### Exercise
Gather each line in the entries that includes the string "junior".

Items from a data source
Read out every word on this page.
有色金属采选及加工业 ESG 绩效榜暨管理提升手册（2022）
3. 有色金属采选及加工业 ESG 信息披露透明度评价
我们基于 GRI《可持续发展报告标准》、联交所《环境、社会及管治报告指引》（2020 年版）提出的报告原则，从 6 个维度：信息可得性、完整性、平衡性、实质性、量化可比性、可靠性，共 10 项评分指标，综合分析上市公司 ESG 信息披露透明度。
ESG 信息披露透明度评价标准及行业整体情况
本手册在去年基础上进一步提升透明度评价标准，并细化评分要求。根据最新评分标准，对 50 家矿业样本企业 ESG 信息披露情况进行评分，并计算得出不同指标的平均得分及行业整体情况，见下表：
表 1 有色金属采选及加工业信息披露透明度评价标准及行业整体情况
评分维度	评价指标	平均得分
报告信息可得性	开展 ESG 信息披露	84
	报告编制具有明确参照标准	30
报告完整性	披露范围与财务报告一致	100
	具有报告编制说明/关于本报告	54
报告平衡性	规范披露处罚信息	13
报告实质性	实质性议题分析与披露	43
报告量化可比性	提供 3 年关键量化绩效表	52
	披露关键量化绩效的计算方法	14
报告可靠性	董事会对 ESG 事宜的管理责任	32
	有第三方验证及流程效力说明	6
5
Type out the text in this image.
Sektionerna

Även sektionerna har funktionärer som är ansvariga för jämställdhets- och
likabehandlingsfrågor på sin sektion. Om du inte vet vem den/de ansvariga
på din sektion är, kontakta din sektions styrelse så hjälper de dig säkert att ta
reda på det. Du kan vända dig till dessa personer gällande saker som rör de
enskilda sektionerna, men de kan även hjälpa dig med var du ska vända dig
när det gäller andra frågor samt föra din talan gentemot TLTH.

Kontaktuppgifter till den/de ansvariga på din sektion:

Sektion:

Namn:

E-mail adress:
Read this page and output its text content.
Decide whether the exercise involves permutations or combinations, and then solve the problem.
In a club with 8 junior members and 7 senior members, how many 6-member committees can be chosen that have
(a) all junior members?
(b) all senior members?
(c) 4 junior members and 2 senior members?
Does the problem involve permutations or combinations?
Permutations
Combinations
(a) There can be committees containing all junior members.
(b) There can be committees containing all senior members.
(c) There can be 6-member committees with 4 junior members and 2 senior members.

### Final result
In a club with 8 junior members and 7 senior members, how many 6-member committees can be chosen that have
(a) all junior members?
(c) 4 junior members and 2 senior members?
(a) There can be committees containing all junior members.
(c) There can be 6-member committees with 4 junior members and 2 senior members.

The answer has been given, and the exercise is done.